■ WORK REQUIRED: Pull every line containing "marker" out of the material below.

Saved entries:
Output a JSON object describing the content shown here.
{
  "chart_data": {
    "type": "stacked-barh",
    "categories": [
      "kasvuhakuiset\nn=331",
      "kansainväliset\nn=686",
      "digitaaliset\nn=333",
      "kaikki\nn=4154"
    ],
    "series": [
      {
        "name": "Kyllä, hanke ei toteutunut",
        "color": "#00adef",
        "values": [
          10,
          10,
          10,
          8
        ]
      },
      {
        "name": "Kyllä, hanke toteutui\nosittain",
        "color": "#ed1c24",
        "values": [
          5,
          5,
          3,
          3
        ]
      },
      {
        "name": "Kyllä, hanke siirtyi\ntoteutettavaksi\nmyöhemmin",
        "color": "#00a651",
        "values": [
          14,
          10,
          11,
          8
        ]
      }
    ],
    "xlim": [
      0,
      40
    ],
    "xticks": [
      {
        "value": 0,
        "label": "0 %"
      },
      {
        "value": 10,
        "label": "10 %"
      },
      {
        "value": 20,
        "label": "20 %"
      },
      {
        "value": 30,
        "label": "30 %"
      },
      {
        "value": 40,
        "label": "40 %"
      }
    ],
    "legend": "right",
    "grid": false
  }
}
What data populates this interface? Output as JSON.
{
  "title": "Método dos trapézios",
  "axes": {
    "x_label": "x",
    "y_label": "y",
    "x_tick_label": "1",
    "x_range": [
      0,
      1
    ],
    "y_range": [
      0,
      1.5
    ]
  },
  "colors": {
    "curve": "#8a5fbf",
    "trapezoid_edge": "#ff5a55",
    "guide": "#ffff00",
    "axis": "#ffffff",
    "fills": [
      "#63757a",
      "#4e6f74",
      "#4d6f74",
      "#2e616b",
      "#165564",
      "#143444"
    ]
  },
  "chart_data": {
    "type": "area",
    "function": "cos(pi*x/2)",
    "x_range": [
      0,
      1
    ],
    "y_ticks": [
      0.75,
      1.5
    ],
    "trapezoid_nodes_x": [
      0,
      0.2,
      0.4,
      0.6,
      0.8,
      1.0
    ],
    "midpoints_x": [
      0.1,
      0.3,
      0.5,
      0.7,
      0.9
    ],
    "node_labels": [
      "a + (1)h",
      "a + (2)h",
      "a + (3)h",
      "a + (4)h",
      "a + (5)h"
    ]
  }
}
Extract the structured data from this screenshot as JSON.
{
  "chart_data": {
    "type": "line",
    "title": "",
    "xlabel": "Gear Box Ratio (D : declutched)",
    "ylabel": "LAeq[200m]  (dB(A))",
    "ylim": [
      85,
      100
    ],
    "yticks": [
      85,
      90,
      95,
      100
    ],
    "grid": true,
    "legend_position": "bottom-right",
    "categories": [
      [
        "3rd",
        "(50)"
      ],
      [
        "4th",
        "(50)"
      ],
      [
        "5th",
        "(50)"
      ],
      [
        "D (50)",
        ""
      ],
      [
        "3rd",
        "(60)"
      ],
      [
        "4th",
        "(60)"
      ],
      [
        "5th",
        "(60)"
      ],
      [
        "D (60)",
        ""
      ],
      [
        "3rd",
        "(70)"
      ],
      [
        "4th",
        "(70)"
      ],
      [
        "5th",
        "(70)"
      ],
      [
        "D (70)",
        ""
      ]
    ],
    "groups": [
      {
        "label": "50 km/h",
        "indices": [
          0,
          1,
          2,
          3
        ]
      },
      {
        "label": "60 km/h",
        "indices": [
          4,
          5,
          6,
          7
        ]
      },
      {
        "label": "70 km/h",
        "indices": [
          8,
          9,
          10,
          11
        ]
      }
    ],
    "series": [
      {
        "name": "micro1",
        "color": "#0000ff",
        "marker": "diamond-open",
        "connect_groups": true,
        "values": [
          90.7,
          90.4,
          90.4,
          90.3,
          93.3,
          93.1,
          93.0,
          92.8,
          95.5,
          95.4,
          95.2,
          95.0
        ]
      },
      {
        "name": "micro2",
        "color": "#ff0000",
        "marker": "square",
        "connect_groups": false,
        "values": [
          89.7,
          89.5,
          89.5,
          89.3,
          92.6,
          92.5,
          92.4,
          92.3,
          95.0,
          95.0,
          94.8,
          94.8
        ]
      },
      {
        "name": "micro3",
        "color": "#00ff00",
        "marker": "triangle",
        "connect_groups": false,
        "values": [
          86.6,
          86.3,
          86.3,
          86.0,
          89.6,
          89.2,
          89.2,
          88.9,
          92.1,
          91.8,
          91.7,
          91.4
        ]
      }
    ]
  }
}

■ TASK OUTPUT:
        "marker": "diamond-open",
        "marker": "square",
        "marker": "triangle",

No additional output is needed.